[Stored data entries]
═══

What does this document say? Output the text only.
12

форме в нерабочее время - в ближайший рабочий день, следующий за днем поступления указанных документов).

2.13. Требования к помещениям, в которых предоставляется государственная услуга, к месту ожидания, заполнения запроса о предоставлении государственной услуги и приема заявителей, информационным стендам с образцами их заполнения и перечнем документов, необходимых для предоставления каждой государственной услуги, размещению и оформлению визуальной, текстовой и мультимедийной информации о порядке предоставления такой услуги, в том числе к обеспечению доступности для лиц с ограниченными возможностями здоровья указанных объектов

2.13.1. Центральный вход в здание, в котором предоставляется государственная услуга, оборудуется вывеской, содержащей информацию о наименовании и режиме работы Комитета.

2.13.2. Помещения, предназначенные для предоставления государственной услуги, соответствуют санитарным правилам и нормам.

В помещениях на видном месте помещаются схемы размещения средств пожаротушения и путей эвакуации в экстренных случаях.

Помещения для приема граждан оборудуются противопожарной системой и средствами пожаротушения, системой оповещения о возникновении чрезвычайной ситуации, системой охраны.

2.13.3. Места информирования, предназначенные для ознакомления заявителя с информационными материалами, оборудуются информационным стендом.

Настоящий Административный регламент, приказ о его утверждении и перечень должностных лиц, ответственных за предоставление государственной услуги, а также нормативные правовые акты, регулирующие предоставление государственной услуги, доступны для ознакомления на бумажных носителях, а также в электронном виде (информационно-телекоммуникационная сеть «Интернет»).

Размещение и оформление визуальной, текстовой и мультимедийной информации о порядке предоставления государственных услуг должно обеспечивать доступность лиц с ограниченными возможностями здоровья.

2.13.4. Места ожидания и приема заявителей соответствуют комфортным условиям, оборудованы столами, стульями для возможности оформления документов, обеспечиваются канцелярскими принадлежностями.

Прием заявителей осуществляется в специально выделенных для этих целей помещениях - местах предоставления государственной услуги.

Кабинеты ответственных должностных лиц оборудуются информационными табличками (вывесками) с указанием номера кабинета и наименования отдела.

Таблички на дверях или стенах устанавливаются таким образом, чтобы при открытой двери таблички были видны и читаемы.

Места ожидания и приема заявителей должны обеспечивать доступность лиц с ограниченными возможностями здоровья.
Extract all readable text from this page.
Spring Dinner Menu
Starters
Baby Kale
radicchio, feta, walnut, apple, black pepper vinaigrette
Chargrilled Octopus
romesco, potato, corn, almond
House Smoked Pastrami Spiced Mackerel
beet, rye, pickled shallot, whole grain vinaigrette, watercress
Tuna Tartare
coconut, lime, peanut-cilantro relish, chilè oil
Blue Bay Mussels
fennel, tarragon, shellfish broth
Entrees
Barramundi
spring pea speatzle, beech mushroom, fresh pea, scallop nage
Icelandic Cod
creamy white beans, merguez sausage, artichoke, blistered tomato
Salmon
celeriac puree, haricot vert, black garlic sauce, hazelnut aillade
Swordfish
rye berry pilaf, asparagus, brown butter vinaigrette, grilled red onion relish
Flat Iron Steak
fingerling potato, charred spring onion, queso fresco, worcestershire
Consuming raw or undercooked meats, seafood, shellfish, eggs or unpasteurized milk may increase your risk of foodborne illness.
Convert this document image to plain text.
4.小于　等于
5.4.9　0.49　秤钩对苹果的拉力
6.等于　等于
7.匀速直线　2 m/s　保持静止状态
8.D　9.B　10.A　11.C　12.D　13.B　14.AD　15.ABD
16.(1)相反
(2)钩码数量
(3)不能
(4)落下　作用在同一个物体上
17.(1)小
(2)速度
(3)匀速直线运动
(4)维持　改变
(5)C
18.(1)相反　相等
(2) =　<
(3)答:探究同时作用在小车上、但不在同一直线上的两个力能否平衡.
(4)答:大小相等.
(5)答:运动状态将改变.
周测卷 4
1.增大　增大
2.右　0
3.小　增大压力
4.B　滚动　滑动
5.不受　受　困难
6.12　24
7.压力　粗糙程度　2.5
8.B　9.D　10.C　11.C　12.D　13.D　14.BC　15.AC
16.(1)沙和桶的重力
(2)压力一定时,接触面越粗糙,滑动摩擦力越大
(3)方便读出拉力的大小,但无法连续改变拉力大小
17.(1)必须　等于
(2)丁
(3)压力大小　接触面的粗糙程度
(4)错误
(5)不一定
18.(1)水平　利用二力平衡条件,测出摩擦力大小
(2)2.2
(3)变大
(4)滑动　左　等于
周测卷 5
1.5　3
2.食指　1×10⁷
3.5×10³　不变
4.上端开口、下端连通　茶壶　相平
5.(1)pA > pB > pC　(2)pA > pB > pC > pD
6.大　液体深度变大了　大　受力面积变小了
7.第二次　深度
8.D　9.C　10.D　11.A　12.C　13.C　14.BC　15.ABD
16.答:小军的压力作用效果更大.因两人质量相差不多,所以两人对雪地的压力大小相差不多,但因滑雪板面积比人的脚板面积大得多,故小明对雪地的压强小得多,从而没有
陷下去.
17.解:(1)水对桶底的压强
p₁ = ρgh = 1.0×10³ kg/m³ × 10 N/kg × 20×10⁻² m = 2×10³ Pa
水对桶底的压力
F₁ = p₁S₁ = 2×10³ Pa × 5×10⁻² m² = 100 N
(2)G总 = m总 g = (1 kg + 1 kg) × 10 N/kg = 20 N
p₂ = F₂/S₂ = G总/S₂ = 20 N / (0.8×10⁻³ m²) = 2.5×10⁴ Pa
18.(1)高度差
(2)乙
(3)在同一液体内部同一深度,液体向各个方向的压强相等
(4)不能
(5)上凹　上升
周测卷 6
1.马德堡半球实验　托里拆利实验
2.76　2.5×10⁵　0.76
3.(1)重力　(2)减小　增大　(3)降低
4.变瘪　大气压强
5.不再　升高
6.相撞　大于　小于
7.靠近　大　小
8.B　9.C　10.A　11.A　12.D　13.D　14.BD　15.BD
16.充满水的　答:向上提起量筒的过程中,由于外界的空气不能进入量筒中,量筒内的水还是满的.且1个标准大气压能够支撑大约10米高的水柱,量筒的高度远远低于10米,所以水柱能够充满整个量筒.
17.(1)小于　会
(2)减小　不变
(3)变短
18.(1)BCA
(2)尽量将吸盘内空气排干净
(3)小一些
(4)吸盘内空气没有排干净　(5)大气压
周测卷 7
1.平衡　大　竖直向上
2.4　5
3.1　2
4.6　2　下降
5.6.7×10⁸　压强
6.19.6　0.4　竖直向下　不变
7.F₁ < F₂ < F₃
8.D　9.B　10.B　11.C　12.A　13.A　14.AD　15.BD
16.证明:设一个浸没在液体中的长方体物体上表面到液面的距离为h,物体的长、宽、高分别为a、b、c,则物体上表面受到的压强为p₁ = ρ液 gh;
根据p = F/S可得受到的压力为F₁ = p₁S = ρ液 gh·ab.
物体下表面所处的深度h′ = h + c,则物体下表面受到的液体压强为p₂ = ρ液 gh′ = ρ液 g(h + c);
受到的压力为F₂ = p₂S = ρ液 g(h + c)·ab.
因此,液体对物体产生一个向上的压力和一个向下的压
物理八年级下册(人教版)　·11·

═══

■ **DESCRIPTION OF THE TASK**:
Return all of the data exactly as it reads.

■ **EXPECTED ANSWER**:
What does this document say? Output the text only.
12

форме в нерабочее время - в ближайший рабочий день, следующий за днем поступления указанных документов).

2.13. Требования к помещениям, в которых предоставляется государственная услуга, к месту ожидания, заполнения запроса о предоставлении государственной услуги и приема заявителей, информационным стендам с образцами их заполнения и перечнем документов, необходимых для предоставления каждой государственной услуги, размещению и оформлению визуальной, текстовой и мультимедийной информации о порядке предоставления такой услуги, в том числе к обеспечению доступности для лиц с ограниченными возможностями здоровья указанных объектов

2.13.1. Центральный вход в здание, в котором предоставляется государственная услуга, оборудуется вывеской, содержащей информацию о наименовании и режиме работы Комитета.

2.13.2. Помещения, предназначенные для предоставления государственной услуги, соответствуют санитарным правилам и нормам.

В помещениях на видном месте помещаются схемы размещения средств пожаротушения и путей эвакуации в экстренных случаях.

Помещения для приема граждан оборудуются противопожарной системой и средствами пожаротушения, системой оповещения о возникновении чрезвычайной ситуации, системой охраны.

2.13.3. Места информирования, предназначенные для ознакомления заявителя с информационными материалами, оборудуются информационным стендом.

Настоящий Административный регламент, приказ о его утверждении и перечень должностных лиц, ответственных за предоставление государственной услуги, а также нормативные правовые акты, регулирующие предоставление государственной услуги, доступны для ознакомления на бумажных носителях, а также в электронном виде (информационно-телекоммуникационная сеть «Интернет»).

Размещение и оформление визуальной, текстовой и мультимедийной информации о порядке предоставления государственных услуг должно обеспечивать доступность лиц с ограниченными возможностями здоровья.

2.13.4. Места ожидания и приема заявителей соответствуют комфортным условиям, оборудованы столами, стульями для возможности оформления документов, обеспечиваются канцелярскими принадлежностями.

Прием заявителей осуществляется в специально выделенных для этих целей помещениях - местах предоставления государственной услуги.

Кабинеты ответственных должностных лиц оборудуются информационными табличками (вывесками) с указанием номера кабинета и наименования отдела.

Таблички на дверях или стенах устанавливаются таким образом, чтобы при открытой двери таблички были видны и читаемы.

Места ожидания и приема заявителей должны обеспечивать доступность лиц с ограниченными возможностями здоровья.
Extract all readable text from this page.
Spring Dinner Menu
Starters
Baby Kale
radicchio, feta, walnut, apple, black pepper vinaigrette
Chargrilled Octopus
romesco, potato, corn, almond
House Smoked Pastrami Spiced Mackerel
beet, rye, pickled shallot, whole grain vinaigrette, watercress
Tuna Tartare
coconut, lime, peanut-cilantro relish, chilè oil
Blue Bay Mussels
fennel, tarragon, shellfish broth
Entrees
Barramundi
spring pea speatzle, beech mushroom, fresh pea, scallop nage
Icelandic Cod
creamy white beans, merguez sausage, artichoke, blistered tomato
Salmon
celeriac puree, haricot vert, black garlic sauce, hazelnut aillade
Swordfish
rye berry pilaf, asparagus, brown butter vinaigrette, grilled red onion relish
Flat Iron Steak
fingerling potato, charred spring onion, queso fresco, worcestershire
Consuming raw or undercooked meats, seafood, shellfish, eggs or unpasteurized milk may increase your risk of foodborne illness.
Convert this document image to plain text.
4.小于　等于
5.4.9　0.49　秤钩对苹果的拉力
6.等于　等于
7.匀速直线　2 m/s　保持静止状态
8.D　9.B　10.A　11.C　12.D　13.B　14.AD　15.ABD
16.(1)相反
(2)钩码数量
(3)不能
(4)落下　作用在同一个物体上
17.(1)小
(2)速度
(3)匀速直线运动
(4)维持　改变
(5)C
18.(1)相反　相等
(2) =　<
(3)答:探究同时作用在小车上、但不在同一直线上的两个力能否平衡.
(4)答:大小相等.
(5)答:运动状态将改变.
周测卷 4
1.增大　增大
2.右　0
3.小　增大压力
4.B　滚动　滑动
5.不受　受　困难
6.12　24
7.压力　粗糙程度　2.5
8.B　9.D　10.C　11.C　12.D　13.D　14.BC　15.AC
16.(1)沙和桶的重力
(2)压力一定时,接触面越粗糙,滑动摩擦力越大
(3)方便读出拉力的大小,但无法连续改变拉力大小
17.(1)必须　等于
(2)丁
(3)压力大小　接触面的粗糙程度
(4)错误
(5)不一定
18.(1)水平　利用二力平衡条件,测出摩擦力大小
(2)2.2
(3)变大
(4)滑动　左　等于
周测卷 5
1.5　3
2.食指　1×10⁷
3.5×10³　不变
4.上端开口、下端连通　茶壶　相平
5.(1)pA > pB > pC　(2)pA > pB > pC > pD
6.大　液体深度变大了　大　受力面积变小了
7.第二次　深度
8.D　9.C　10.D　11.A　12.C　13.C　14.BC　15.ABD
16.答:小军的压力作用效果更大.因两人质量相差不多,所以两人对雪地的压力大小相差不多,但因滑雪板面积比人的脚板面积大得多,故小明对雪地的压强小得多,从而没有
陷下去.
17.解:(1)水对桶底的压强
p₁ = ρgh = 1.0×10³ kg/m³ × 10 N/kg × 20×10⁻² m = 2×10³ Pa
水对桶底的压力
F₁ = p₁S₁ = 2×10³ Pa × 5×10⁻² m² = 100 N
(2)G总 = m总 g = (1 kg + 1 kg) × 10 N/kg = 20 N
p₂ = F₂/S₂ = G总/S₂ = 20 N / (0.8×10⁻³ m²) = 2.5×10⁴ Pa
18.(1)高度差
(2)乙
(3)在同一液体内部同一深度,液体向各个方向的压强相等
(4)不能
(5)上凹　上升
周测卷 6
1.马德堡半球实验　托里拆利实验
2.76　2.5×10⁵　0.76
3.(1)重力　(2)减小　增大　(3)降低
4.变瘪　大气压强
5.不再　升高
6.相撞　大于　小于
7.靠近　大　小
8.B　9.C　10.A　11.A　12.D　13.D　14.BD　15.BD
16.充满水的　答:向上提起量筒的过程中,由于外界的空气不能进入量筒中,量筒内的水还是满的.且1个标准大气压能够支撑大约10米高的水柱,量筒的高度远远低于10米,所以水柱能够充满整个量筒.
17.(1)小于　会
(2)减小　不变
(3)变短
18.(1)BCA
(2)尽量将吸盘内空气排干净
(3)小一些
(4)吸盘内空气没有排干净　(5)大气压
周测卷 7
1.平衡　大　竖直向上
2.4　5
3.1　2
4.6　2　下降
5.6.7×10⁸　压强
6.19.6　0.4　竖直向下　不变
7.F₁ < F₂ < F₃
8.D　9.B　10.B　11.C　12.A　13.A　14.AD　15.BD
16.证明:设一个浸没在液体中的长方体物体上表面到液面的距离为h,物体的长、宽、高分别为a、b、c,则物体上表面受到的压强为p₁ = ρ液 gh;
根据p = F/S可得受到的压力为F₁ = p₁S = ρ液 gh·ab.
物体下表面所处的深度h′ = h + c,则物体下表面受到的液体压强为p₂ = ρ液 gh′ = ρ液 g(h + c);
受到的压力为F₂ = p₂S = ρ液 g(h + c)·ab.
因此,液体对物体产生一个向上的压力和一个向下的压
物理八年级下册(人教版)　·11·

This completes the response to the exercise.